What to produce -> Exactly as written, print each record in the listing.

Source material ->
::::::::

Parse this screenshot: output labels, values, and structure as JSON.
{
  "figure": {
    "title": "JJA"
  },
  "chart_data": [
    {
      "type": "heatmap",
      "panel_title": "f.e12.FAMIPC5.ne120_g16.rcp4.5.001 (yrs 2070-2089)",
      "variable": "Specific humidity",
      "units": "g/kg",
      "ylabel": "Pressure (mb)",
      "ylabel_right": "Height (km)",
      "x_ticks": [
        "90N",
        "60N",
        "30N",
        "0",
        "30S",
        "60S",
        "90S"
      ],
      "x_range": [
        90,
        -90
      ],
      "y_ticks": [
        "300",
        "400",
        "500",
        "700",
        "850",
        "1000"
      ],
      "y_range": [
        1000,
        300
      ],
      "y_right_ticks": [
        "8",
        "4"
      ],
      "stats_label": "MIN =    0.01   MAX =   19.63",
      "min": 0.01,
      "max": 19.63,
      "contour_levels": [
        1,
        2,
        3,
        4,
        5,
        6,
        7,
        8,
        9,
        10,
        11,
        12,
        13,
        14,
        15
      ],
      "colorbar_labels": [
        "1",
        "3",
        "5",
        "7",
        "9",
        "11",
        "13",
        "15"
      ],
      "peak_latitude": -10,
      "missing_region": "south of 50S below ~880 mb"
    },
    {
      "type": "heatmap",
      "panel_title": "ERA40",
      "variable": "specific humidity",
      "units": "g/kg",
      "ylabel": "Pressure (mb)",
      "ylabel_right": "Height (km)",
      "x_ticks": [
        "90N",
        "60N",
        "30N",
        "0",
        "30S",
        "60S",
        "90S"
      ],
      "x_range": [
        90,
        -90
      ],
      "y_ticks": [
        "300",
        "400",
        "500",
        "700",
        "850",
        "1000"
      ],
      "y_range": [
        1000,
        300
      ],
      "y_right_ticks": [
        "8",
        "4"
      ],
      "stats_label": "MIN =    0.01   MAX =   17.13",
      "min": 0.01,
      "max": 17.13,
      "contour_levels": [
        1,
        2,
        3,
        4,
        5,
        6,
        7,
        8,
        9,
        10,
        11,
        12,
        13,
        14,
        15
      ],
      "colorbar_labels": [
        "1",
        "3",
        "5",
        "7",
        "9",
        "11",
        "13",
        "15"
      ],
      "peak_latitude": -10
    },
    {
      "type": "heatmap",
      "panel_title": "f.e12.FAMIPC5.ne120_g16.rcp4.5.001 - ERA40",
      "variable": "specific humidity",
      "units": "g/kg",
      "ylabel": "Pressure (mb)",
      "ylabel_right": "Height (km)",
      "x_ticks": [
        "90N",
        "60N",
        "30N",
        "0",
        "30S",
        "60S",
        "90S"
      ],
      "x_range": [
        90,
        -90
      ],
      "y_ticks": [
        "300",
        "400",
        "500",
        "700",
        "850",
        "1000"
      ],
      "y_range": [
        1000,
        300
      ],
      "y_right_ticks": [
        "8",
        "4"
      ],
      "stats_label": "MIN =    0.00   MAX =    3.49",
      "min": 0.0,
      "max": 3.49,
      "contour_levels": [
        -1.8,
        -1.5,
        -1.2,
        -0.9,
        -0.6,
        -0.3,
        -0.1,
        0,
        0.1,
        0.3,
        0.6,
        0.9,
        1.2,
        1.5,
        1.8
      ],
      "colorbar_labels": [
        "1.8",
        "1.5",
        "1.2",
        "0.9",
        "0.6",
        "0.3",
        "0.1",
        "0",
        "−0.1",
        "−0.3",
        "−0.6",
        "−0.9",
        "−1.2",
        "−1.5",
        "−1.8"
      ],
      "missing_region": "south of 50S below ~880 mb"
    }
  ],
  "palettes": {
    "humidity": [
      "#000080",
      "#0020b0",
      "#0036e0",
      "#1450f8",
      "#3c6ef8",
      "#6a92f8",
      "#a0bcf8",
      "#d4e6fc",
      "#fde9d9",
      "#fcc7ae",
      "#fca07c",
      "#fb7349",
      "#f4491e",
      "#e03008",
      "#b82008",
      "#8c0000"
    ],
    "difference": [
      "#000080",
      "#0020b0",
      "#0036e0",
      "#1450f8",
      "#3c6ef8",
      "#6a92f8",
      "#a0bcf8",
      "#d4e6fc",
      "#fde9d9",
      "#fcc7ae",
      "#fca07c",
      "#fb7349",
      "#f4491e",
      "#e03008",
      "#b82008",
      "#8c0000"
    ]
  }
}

::::::::

Answer to this exercise ->
Parse this screenshot: output labels, values, and structure as JSON.
{
  "figure": {
    "title": "JJA"
  },
  "chart_data": [
    {
      "type": "heatmap",
      "panel_title": "f.e12.FAMIPC5.ne120_g16.rcp4.5.001 (yrs 2070-2089)",
      "variable": "Specific humidity",
      "units": "g/kg",
      "ylabel": "Pressure (mb)",
      "ylabel_right": "Height (km)",
      "x_ticks": [
        "90N",
        "60N",
        "30N",
        "0",
        "30S",
        "60S",
        "90S"
      ],
      "x_range": [
        90,
        -90
      ],
      "y_ticks": [
        "300",
        "400",
        "500",
        "700",
        "850",
        "1000"
      ],
      "y_range": [
        1000,
        300
      ],
      "y_right_ticks": [
        "8",
        "4"
      ],
      "stats_label": "MIN =    0.01   MAX =   19.63",
      "min": 0.01,
      "max": 19.63,
      "contour_levels": [
        1,
        2,
        3,
        4,
        5,
        6,
        7,
        8,
        9,
        10,
        11,
        12,
        13,
        14,
        15
      ],
      "colorbar_labels": [
        "1",
        "3",
        "5",
        "7",
        "9",
        "11",
        "13",
        "15"
      ],
      "peak_latitude": -10,
      "missing_region": "south of 50S below ~880 mb"
    },
    {
      "type": "heatmap",
      "panel_title": "ERA40",
      "variable": "specific humidity",
      "units": "g/kg",
      "ylabel": "Pressure (mb)",
      "ylabel_right": "Height (km)",
      "x_ticks": [
        "90N",
        "60N",
        "30N",
        "0",
        "30S",
        "60S",
        "90S"
      ],
      "x_range": [
        90,
        -90
      ],
      "y_ticks": [
        "300",
        "400",
        "500",
        "700",
        "850",
        "1000"
      ],
      "y_range": [
        1000,
        300
      ],
      "y_right_ticks": [
        "8",
        "4"
      ],
      "stats_label": "MIN =    0.01   MAX =   17.13",
      "min": 0.01,
      "max": 17.13,
      "contour_levels": [
        1,
        2,
        3,
        4,
        5,
        6,
        7,
        8,
        9,
        10,
        11,
        12,
        13,
        14,
        15
      ],
      "colorbar_labels": [
        "1",
        "3",
        "5",
        "7",
        "9",
        "11",
        "13",
        "15"
      ],
      "peak_latitude": -10
    },
    {
      "type": "heatmap",
      "panel_title": "f.e12.FAMIPC5.ne120_g16.rcp4.5.001 - ERA40",
      "variable": "specific humidity",
      "units": "g/kg",
      "ylabel": "Pressure (mb)",
      "ylabel_right": "Height (km)",
      "x_ticks": [
        "90N",
        "60N",
        "30N",
        "0",
        "30S",
        "60S",
        "90S"
      ],
      "x_range": [
        90,
        -90
      ],
      "y_ticks": [
        "300",
        "400",
        "500",
        "700",
        "850",
        "1000"
      ],
      "y_range": [
        1000,
        300
      ],
      "y_right_ticks": [
        "8",
        "4"
      ],
      "stats_label": "MIN =    0.00   MAX =    3.49",
      "min": 0.0,
      "max": 3.49,
      "contour_levels": [
        -1.8,
        -1.5,
        -1.2,
        -0.9,
        -0.6,
        -0.3,
        -0.1,
        0,
        0.1,
        0.3,
        0.6,
        0.9,
        1.2,
        1.5,
        1.8
      ],
      "colorbar_labels": [
        "1.8",
        "1.5",
        "1.2",
        "0.9",
        "0.6",
        "0.3",
        "0.1",
        "0",
        "−0.1",
        "−0.3",
        "−0.6",
        "−0.9",
        "−1.2",
        "−1.5",
        "−1.8"
      ],
      "missing_region": "south of 50S below ~880 mb"
    }
  ],
  "palettes": {
    "humidity": [
      "#000080",
      "#0020b0",
      "#0036e0",
      "#1450f8",
      "#3c6ef8",
      "#6a92f8",
      "#a0bcf8",
      "#d4e6fc",
      "#fde9d9",
      "#fcc7ae",
      "#fca07c",
      "#fb7349",
      "#f4491e",
      "#e03008",
      "#b82008",
      "#8c0000"
    ],
    "difference": [
      "#000080",
      "#0020b0",
      "#0036e0",
      "#1450f8",
      "#3c6ef8",
      "#6a92f8",
      "#a0bcf8",
      "#d4e6fc",
      "#fde9d9",
      "#fcc7ae",
      "#fca07c",
      "#fb7349",
      "#f4491e",
      "#e03008",
      "#b82008",
      "#8c0000"
    ]
  }
}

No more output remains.